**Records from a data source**
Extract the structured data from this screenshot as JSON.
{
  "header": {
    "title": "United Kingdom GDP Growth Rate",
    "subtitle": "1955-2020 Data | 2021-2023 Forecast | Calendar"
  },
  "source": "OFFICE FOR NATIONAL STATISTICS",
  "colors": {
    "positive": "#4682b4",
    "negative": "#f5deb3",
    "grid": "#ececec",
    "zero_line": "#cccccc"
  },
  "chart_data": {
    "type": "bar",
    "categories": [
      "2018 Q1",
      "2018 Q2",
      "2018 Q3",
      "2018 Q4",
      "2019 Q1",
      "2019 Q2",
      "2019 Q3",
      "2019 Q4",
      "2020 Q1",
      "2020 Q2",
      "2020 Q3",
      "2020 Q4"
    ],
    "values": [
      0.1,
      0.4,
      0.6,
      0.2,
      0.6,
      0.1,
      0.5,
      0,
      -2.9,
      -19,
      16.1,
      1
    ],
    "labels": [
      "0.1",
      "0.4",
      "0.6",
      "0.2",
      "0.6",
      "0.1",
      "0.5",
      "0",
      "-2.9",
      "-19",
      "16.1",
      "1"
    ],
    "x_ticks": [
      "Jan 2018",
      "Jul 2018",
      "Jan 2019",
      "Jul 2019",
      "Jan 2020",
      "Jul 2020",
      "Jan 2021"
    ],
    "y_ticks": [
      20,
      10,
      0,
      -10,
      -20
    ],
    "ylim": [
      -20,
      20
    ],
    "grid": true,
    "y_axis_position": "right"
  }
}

**Short task**
From the records above, extract every line exactly as it stands.

**Answer to the exercise**
Extract the structured data from this screenshot as JSON.
{
  "header": {
    "title": "United Kingdom GDP Growth Rate",
    "subtitle": "1955-2020 Data | 2021-2023 Forecast | Calendar"
  },
  "source": "OFFICE FOR NATIONAL STATISTICS",
  "colors": {
    "positive": "#4682b4",
    "negative": "#f5deb3",
    "grid": "#ececec",
    "zero_line": "#cccccc"
  },
  "chart_data": {
    "type": "bar",
    "categories": [
      "2018 Q1",
      "2018 Q2",
      "2018 Q3",
      "2018 Q4",
      "2019 Q1",
      "2019 Q2",
      "2019 Q3",
      "2019 Q4",
      "2020 Q1",
      "2020 Q2",
      "2020 Q3",
      "2020 Q4"
    ],
    "values": [
      0.1,
      0.4,
      0.6,
      0.2,
      0.6,
      0.1,
      0.5,
      0,
      -2.9,
      -19,
      16.1,
      1
    ],
    "labels": [
      "0.1",
      "0.4",
      "0.6",
      "0.2",
      "0.6",
      "0.1",
      "0.5",
      "0",
      "-2.9",
      "-19",
      "16.1",
      "1"
    ],
    "x_ticks": [
      "Jan 2018",
      "Jul 2018",
      "Jan 2019",
      "Jul 2019",
      "Jan 2020",
      "Jul 2020",
      "Jan 2021"
    ],
    "y_ticks": [
      20,
      10,
      0,
      -10,
      -20
    ],
    "ylim": [
      -20,
      20
    ],
    "grid": true,
    "y_axis_position": "right"
  }
}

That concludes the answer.